Aim of the task: Copy every record below, exactly as written.

# # # #

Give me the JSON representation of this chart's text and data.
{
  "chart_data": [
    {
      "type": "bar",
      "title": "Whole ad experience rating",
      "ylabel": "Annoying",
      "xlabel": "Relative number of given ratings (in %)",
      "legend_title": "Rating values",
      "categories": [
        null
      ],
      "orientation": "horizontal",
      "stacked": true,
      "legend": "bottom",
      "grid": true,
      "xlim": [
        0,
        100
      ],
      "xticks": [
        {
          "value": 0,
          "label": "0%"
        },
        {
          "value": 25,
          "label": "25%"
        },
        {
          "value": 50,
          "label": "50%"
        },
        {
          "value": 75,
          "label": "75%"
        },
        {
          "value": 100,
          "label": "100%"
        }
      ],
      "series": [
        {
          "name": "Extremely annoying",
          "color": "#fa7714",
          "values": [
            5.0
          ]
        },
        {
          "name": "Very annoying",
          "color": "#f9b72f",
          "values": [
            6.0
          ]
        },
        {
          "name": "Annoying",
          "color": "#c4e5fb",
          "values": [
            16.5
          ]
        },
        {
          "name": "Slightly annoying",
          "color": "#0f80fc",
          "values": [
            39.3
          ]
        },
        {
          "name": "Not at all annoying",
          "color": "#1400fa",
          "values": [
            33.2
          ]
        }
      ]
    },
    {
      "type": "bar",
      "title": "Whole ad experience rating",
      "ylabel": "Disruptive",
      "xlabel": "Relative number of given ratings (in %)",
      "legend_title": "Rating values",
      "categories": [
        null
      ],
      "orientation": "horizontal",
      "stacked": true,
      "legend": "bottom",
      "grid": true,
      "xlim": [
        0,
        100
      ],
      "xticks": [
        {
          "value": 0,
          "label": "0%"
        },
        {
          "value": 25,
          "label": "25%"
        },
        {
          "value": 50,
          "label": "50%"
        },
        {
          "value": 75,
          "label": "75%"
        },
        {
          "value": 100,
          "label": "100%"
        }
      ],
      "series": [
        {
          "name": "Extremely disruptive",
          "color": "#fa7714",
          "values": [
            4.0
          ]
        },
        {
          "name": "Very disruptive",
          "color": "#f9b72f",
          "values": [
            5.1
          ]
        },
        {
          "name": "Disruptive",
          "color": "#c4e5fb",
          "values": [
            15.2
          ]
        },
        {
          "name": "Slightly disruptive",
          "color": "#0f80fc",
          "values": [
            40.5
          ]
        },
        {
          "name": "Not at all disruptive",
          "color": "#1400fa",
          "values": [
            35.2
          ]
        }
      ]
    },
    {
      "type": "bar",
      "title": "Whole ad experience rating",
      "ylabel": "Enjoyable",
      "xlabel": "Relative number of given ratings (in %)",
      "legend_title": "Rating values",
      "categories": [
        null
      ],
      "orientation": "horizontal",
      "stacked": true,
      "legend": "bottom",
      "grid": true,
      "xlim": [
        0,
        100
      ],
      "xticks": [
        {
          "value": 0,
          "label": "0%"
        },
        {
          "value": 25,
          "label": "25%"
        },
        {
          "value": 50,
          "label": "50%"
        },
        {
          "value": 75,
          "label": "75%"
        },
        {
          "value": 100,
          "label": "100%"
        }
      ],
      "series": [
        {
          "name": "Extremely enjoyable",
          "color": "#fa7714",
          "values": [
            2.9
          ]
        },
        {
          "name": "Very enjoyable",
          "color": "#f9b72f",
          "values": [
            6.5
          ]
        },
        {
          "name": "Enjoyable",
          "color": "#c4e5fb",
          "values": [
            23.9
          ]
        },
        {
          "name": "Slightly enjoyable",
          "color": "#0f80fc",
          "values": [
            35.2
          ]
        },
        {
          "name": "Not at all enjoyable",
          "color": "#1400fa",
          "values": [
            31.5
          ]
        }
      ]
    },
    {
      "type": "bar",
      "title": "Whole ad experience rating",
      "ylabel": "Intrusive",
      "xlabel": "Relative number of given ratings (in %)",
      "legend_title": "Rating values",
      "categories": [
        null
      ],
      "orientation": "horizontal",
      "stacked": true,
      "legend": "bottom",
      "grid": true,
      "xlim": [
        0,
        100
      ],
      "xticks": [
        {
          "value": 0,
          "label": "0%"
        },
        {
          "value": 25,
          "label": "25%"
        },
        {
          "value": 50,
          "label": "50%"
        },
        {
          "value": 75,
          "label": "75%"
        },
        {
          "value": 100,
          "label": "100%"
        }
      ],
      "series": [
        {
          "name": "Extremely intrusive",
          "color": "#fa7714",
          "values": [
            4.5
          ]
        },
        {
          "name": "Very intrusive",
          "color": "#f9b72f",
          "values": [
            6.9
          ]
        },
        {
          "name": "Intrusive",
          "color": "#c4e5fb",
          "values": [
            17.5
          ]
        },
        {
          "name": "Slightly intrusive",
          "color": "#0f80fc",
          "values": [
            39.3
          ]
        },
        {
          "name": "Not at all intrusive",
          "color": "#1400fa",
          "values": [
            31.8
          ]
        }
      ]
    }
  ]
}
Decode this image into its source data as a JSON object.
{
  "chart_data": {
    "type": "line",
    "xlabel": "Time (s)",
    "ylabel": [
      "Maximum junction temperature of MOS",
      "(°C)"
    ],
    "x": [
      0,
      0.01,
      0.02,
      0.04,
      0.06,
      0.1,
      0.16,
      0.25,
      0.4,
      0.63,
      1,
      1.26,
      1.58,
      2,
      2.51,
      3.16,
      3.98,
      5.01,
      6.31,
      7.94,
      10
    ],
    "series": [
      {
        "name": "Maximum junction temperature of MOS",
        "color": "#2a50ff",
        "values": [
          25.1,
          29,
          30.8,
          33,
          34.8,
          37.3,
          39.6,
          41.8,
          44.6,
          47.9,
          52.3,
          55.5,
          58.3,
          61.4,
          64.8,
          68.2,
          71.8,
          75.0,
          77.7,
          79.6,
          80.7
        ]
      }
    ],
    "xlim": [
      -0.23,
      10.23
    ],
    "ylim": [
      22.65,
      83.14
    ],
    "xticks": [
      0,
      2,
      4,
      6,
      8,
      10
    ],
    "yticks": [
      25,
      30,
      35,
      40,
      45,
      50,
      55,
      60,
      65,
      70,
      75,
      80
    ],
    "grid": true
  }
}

# # # #

Right answer:
Give me the JSON representation of this chart's text and data.
{
  "chart_data": [
    {
      "type": "bar",
      "title": "Whole ad experience rating",
      "ylabel": "Annoying",
      "xlabel": "Relative number of given ratings (in %)",
      "legend_title": "Rating values",
      "categories": [
        null
      ],
      "orientation": "horizontal",
      "stacked": true,
      "legend": "bottom",
      "grid": true,
      "xlim": [
        0,
        100
      ],
      "xticks": [
        {
          "value": 0,
          "label": "0%"
        },
        {
          "value": 25,
          "label": "25%"
        },
        {
          "value": 50,
          "label": "50%"
        },
        {
          "value": 75,
          "label": "75%"
        },
        {
          "value": 100,
          "label": "100%"
        }
      ],
      "series": [
        {
          "name": "Extremely annoying",
          "color": "#fa7714",
          "values": [
            5.0
          ]
        },
        {
          "name": "Very annoying",
          "color": "#f9b72f",
          "values": [
            6.0
          ]
        },
        {
          "name": "Annoying",
          "color": "#c4e5fb",
          "values": [
            16.5
          ]
        },
        {
          "name": "Slightly annoying",
          "color": "#0f80fc",
          "values": [
            39.3
          ]
        },
        {
          "name": "Not at all annoying",
          "color": "#1400fa",
          "values": [
            33.2
          ]
        }
      ]
    },
    {
      "type": "bar",
      "title": "Whole ad experience rating",
      "ylabel": "Disruptive",
      "xlabel": "Relative number of given ratings (in %)",
      "legend_title": "Rating values",
      "categories": [
        null
      ],
      "orientation": "horizontal",
      "stacked": true,
      "legend": "bottom",
      "grid": true,
      "xlim": [
        0,
        100
      ],
      "xticks": [
        {
          "value": 0,
          "label": "0%"
        },
        {
          "value": 25,
          "label": "25%"
        },
        {
          "value": 50,
          "label": "50%"
        },
        {
          "value": 75,
          "label": "75%"
        },
        {
          "value": 100,
          "label": "100%"
        }
      ],
      "series": [
        {
          "name": "Extremely disruptive",
          "color": "#fa7714",
          "values": [
            4.0
          ]
        },
        {
          "name": "Very disruptive",
          "color": "#f9b72f",
          "values": [
            5.1
          ]
        },
        {
          "name": "Disruptive",
          "color": "#c4e5fb",
          "values": [
            15.2
          ]
        },
        {
          "name": "Slightly disruptive",
          "color": "#0f80fc",
          "values": [
            40.5
          ]
        },
        {
          "name": "Not at all disruptive",
          "color": "#1400fa",
          "values": [
            35.2
          ]
        }
      ]
    },
    {
      "type": "bar",
      "title": "Whole ad experience rating",
      "ylabel": "Enjoyable",
      "xlabel": "Relative number of given ratings (in %)",
      "legend_title": "Rating values",
      "categories": [
        null
      ],
      "orientation": "horizontal",
      "stacked": true,
      "legend": "bottom",
      "grid": true,
      "xlim": [
        0,
        100
      ],
      "xticks": [
        {
          "value": 0,
          "label": "0%"
        },
        {
          "value": 25,
          "label": "25%"
        },
        {
          "value": 50,
          "label": "50%"
        },
        {
          "value": 75,
          "label": "75%"
        },
        {
          "value": 100,
          "label": "100%"
        }
      ],
      "series": [
        {
          "name": "Extremely enjoyable",
          "color": "#fa7714",
          "values": [
            2.9
          ]
        },
        {
          "name": "Very enjoyable",
          "color": "#f9b72f",
          "values": [
            6.5
          ]
        },
        {
          "name": "Enjoyable",
          "color": "#c4e5fb",
          "values": [
            23.9
          ]
        },
        {
          "name": "Slightly enjoyable",
          "color": "#0f80fc",
          "values": [
            35.2
          ]
        },
        {
          "name": "Not at all enjoyable",
          "color": "#1400fa",
          "values": [
            31.5
          ]
        }
      ]
    },
    {
      "type": "bar",
      "title": "Whole ad experience rating",
      "ylabel": "Intrusive",
      "xlabel": "Relative number of given ratings (in %)",
      "legend_title": "Rating values",
      "categories": [
        null
      ],
      "orientation": "horizontal",
      "stacked": true,
      "legend": "bottom",
      "grid": true,
      "xlim": [
        0,
        100
      ],
      "xticks": [
        {
          "value": 0,
          "label": "0%"
        },
        {
          "value": 25,
          "label": "25%"
        },
        {
          "value": 50,
          "label": "50%"
        },
        {
          "value": 75,
          "label": "75%"
        },
        {
          "value": 100,
          "label": "100%"
        }
      ],
      "series": [
        {
          "name": "Extremely intrusive",
          "color": "#fa7714",
          "values": [
            4.5
          ]
        },
        {
          "name": "Very intrusive",
          "color": "#f9b72f",
          "values": [
            6.9
          ]
        },
        {
          "name": "Intrusive",
          "color": "#c4e5fb",
          "values": [
            17.5
          ]
        },
        {
          "name": "Slightly intrusive",
          "color": "#0f80fc",
          "values": [
            39.3
          ]
        },
        {
          "name": "Not at all intrusive",
          "color": "#1400fa",
          "values": [
            31.8
          ]
        }
      ]
    }
  ]
}
Decode this image into its source data as a JSON object.
{
  "chart_data": {
    "type": "line",
    "xlabel": "Time (s)",
    "ylabel": [
      "Maximum junction temperature of MOS",
      "(°C)"
    ],
    "x": [
      0,
      0.01,
      0.02,
      0.04,
      0.06,
      0.1,
      0.16,
      0.25,
      0.4,
      0.63,
      1,
      1.26,
      1.58,
      2,
      2.51,
      3.16,
      3.98,
      5.01,
      6.31,
      7.94,
      10
    ],
    "series": [
      {
        "name": "Maximum junction temperature of MOS",
        "color": "#2a50ff",
        "values": [
          25.1,
          29,
          30.8,
          33,
          34.8,
          37.3,
          39.6,
          41.8,
          44.6,
          47.9,
          52.3,
          55.5,
          58.3,
          61.4,
          64.8,
          68.2,
          71.8,
          75.0,
          77.7,
          79.6,
          80.7
        ]
      }
    ],
    "xlim": [
      -0.23,
      10.23
    ],
    "ylim": [
      22.65,
      83.14
    ],
    "xticks": [
      0,
      2,
      4,
      6,
      8,
      10
    ],
    "yticks": [
      25,
      30,
      35,
      40,
      45,
      50,
      55,
      60,
      65,
      70,
      75,
      80
    ],
    "grid": true
  }
}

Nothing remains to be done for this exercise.